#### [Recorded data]
______________________________
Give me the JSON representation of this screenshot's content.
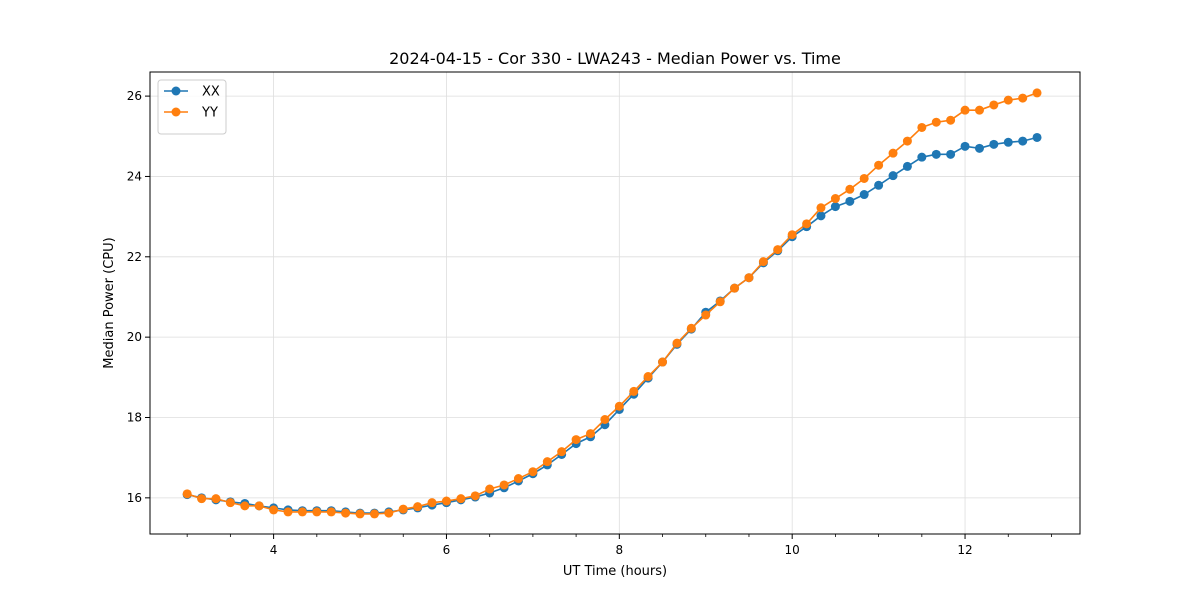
{
  "chart_data": {
    "type": "line",
    "title": "2024-04-15 - Cor 330 - LWA243 - Median Power vs. Time",
    "xlabel": "UT Time (hours)",
    "ylabel": "Median Power (CPU)",
    "xlim": [
      2.57,
      13.33
    ],
    "ylim": [
      15.1,
      26.6
    ],
    "x_ticks": [
      4,
      6,
      8,
      10,
      12
    ],
    "y_ticks": [
      16,
      18,
      20,
      22,
      24,
      26
    ],
    "x_tick_labels": [
      "4",
      "6",
      "8",
      "10",
      "12"
    ],
    "y_tick_labels": [
      "16",
      "18",
      "20",
      "22",
      "24",
      "26"
    ],
    "x_minor_step": 0.5,
    "grid": true,
    "legend_position": "top-left",
    "x": [
      3.0,
      3.167,
      3.333,
      3.5,
      3.667,
      3.833,
      4.0,
      4.167,
      4.333,
      4.5,
      4.667,
      4.833,
      5.0,
      5.167,
      5.333,
      5.5,
      5.667,
      5.833,
      6.0,
      6.167,
      6.333,
      6.5,
      6.667,
      6.833,
      7.0,
      7.167,
      7.333,
      7.5,
      7.667,
      7.833,
      8.0,
      8.167,
      8.333,
      8.5,
      8.667,
      8.833,
      9.0,
      9.167,
      9.333,
      9.5,
      9.667,
      9.833,
      10.0,
      10.167,
      10.333,
      10.5,
      10.667,
      10.833,
      11.0,
      11.167,
      11.333,
      11.5,
      11.667,
      11.833,
      12.0,
      12.167,
      12.333,
      12.5,
      12.667,
      12.833
    ],
    "series": [
      {
        "name": "XX",
        "color": "#1f77b4",
        "values": [
          16.08,
          16.0,
          15.95,
          15.9,
          15.86,
          15.8,
          15.75,
          15.7,
          15.68,
          15.68,
          15.68,
          15.65,
          15.62,
          15.62,
          15.65,
          15.7,
          15.75,
          15.82,
          15.88,
          15.95,
          16.02,
          16.12,
          16.25,
          16.42,
          16.6,
          16.82,
          17.08,
          17.35,
          17.52,
          17.82,
          18.2,
          18.58,
          18.98,
          19.38,
          19.82,
          20.2,
          20.62,
          20.9,
          21.22,
          21.48,
          21.85,
          22.15,
          22.5,
          22.75,
          23.02,
          23.25,
          23.38,
          23.55,
          23.78,
          24.02,
          24.25,
          24.48,
          24.55,
          24.55,
          24.75,
          24.7,
          24.8,
          24.85,
          24.88,
          24.97
        ]
      },
      {
        "name": "YY",
        "color": "#ff7f0e",
        "values": [
          16.1,
          15.98,
          15.98,
          15.88,
          15.8,
          15.8,
          15.7,
          15.65,
          15.65,
          15.65,
          15.65,
          15.62,
          15.6,
          15.6,
          15.62,
          15.72,
          15.78,
          15.88,
          15.92,
          15.98,
          16.05,
          16.22,
          16.32,
          16.48,
          16.65,
          16.9,
          17.15,
          17.45,
          17.6,
          17.95,
          18.28,
          18.65,
          19.02,
          19.38,
          19.85,
          20.22,
          20.55,
          20.88,
          21.22,
          21.48,
          21.88,
          22.18,
          22.55,
          22.82,
          23.22,
          23.45,
          23.68,
          23.95,
          24.28,
          24.58,
          24.88,
          25.22,
          25.35,
          25.4,
          25.65,
          25.65,
          25.78,
          25.9,
          25.95,
          26.08
        ]
      }
    ]
  }
}
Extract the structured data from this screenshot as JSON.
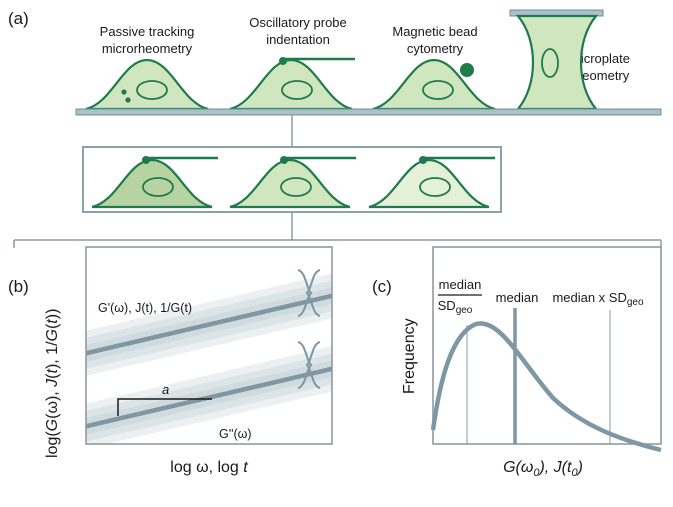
{
  "panel_a": {
    "label": "(a)",
    "techniques": [
      {
        "line1": "Passive tracking",
        "line2": "microrheometry"
      },
      {
        "line1": "Oscillatory probe",
        "line2": "indentation"
      },
      {
        "line1": "Magnetic bead",
        "line2": "cytometry"
      },
      {
        "line1": "Microplate",
        "line2": "rheometry"
      }
    ]
  },
  "panel_b": {
    "label": "(b)",
    "ylabel_parts": [
      "log(",
      "G",
      "(ω), ",
      "J",
      "(",
      "t",
      "), 1/",
      "G",
      "(",
      "t",
      "))"
    ],
    "xlabel_parts": [
      "log ω, log ",
      "t"
    ],
    "upper_curve_label": "G'(ω), J(t), 1/G(t)",
    "lower_curve_label": "G''(ω)",
    "slope_label": "a"
  },
  "panel_c": {
    "label": "(c)",
    "ylabel": "Frequency",
    "xlabel_main": "G(ω",
    "xlabel_sub0": "0",
    "xlabel_mid": "), J(t",
    "xlabel_sub1": "0",
    "xlabel_end": ")",
    "annotations": {
      "frac_num": "median",
      "frac_den": "SD",
      "frac_den_sub": "geo",
      "median": "median",
      "median_x": "median x SD",
      "median_x_sub": "geo"
    }
  },
  "colors": {
    "cell_fill": "#cfe6bf",
    "cell_fill_dark": "#b8d3a2",
    "cell_fill_light": "#e4f0d8",
    "cell_stroke": "#1f7a4c",
    "plate": "#a9c1c7",
    "plate_stroke": "#6f8f97",
    "curve": "#7f97a3",
    "frame": "#8f9aa0"
  }
}
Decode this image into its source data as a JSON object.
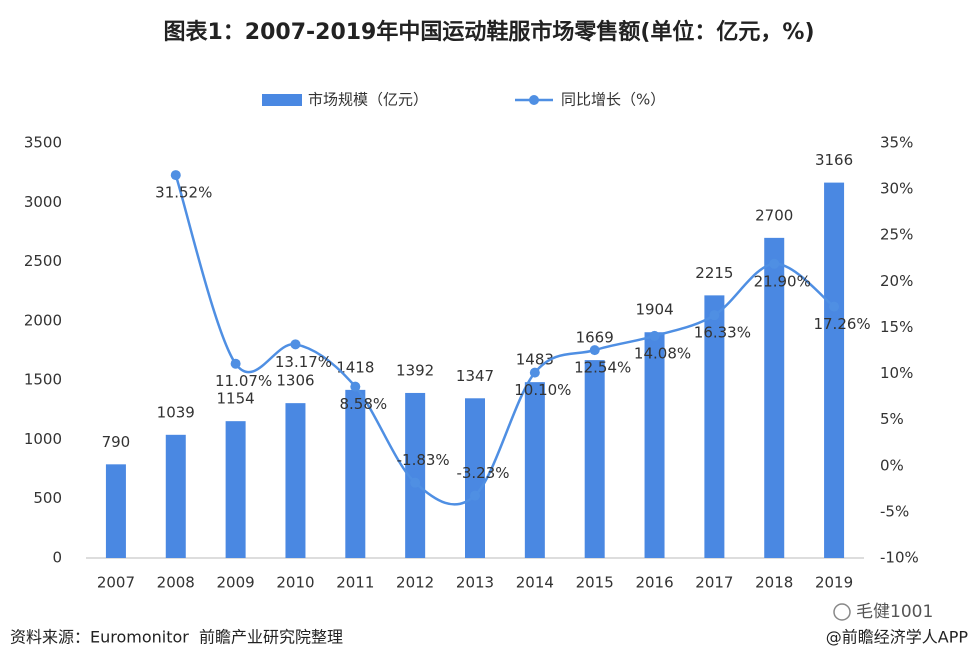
{
  "chart_data": {
    "type": "bar",
    "title": "图表1：2007-2019年中国运动鞋服市场零售额(单位：亿元，%)",
    "categories": [
      "2007",
      "2008",
      "2009",
      "2010",
      "2011",
      "2012",
      "2013",
      "2014",
      "2015",
      "2016",
      "2017",
      "2018",
      "2019"
    ],
    "series": [
      {
        "name": "市场规模（亿元）",
        "type": "bar",
        "color": "#4a88e2",
        "values": [
          790,
          1039,
          1154,
          1306,
          1418,
          1392,
          1347,
          1483,
          1669,
          1904,
          2215,
          2700,
          3166
        ]
      },
      {
        "name": "同比增长（%）",
        "type": "line",
        "axis": "y2",
        "color": "#4f8fe3",
        "values": [
          null,
          31.52,
          11.07,
          13.17,
          8.58,
          -1.83,
          -3.23,
          10.1,
          12.54,
          14.08,
          16.33,
          21.9,
          17.26
        ],
        "value_labels": [
          null,
          "31.52%",
          "11.07%",
          "13.17%",
          "8.58%",
          "-1.83%",
          "-3.23%",
          "10.10%",
          "12.54%",
          "14.08%",
          "16.33%",
          "21.90%",
          "17.26%"
        ]
      }
    ],
    "ylim": [
      0,
      3500
    ],
    "yticks": [
      0,
      500,
      1000,
      1500,
      2000,
      2500,
      3000,
      3500
    ],
    "y2lim": [
      -10,
      35
    ],
    "y2ticks": [
      {
        "value": -10,
        "label": "-10%"
      },
      {
        "value": -5,
        "label": "-5%"
      },
      {
        "value": 0,
        "label": "0%"
      },
      {
        "value": 5,
        "label": "5%"
      },
      {
        "value": 10,
        "label": "10%"
      },
      {
        "value": 15,
        "label": "15%"
      },
      {
        "value": 20,
        "label": "20%"
      },
      {
        "value": 25,
        "label": "25%"
      },
      {
        "value": 30,
        "label": "30%"
      },
      {
        "value": 35,
        "label": "35%"
      }
    ],
    "grid": false,
    "legend": "top",
    "source": "资料来源：Euromonitor  前瞻产业研究院整理",
    "credit": "@前瞻经济学人APP",
    "watermark": "毛健1001"
  }
}
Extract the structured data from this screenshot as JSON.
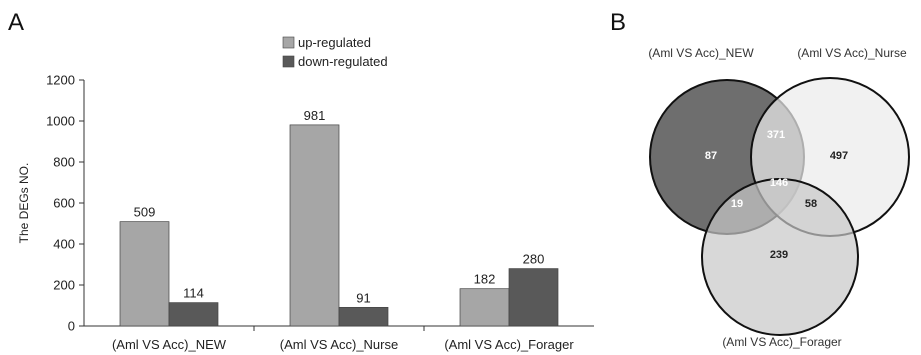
{
  "panels": {
    "a_label": "A",
    "b_label": "B"
  },
  "colors": {
    "up": "#a6a6a6",
    "down": "#595959",
    "venn_new": "#6e6e6e",
    "venn_nurse": "#ececec",
    "venn_forager": "#c8c8c8"
  },
  "chart_data": [
    {
      "type": "bar",
      "categories": [
        "(Aml VS Acc)_NEW",
        "(Aml VS Acc)_Nurse",
        "(Aml VS Acc)_Forager"
      ],
      "series": [
        {
          "name": "up-regulated",
          "values": [
            509,
            981,
            182
          ]
        },
        {
          "name": "down-regulated",
          "values": [
            114,
            91,
            280
          ]
        }
      ],
      "ylabel": "The DEGs NO.",
      "xlabel": "",
      "ylim": [
        0,
        1200
      ],
      "yticks": [
        0,
        200,
        400,
        600,
        800,
        1000,
        1200
      ],
      "legend": "top-center",
      "grid": false
    },
    {
      "type": "venn",
      "sets": [
        "(Aml VS Acc)_NEW",
        "(Aml VS Acc)_Nurse",
        "(Aml VS Acc)_Forager"
      ],
      "regions": {
        "new_only": 87,
        "nurse_only": 497,
        "forager_only": 239,
        "new_nurse": 371,
        "new_forager": 19,
        "nurse_forager": 58,
        "all_three": 146
      }
    }
  ]
}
______________________________
#### [Set exercise]
What is the number of lines in the listing above that contain the string "source"? Give only the number.

#### [Output of the task]
2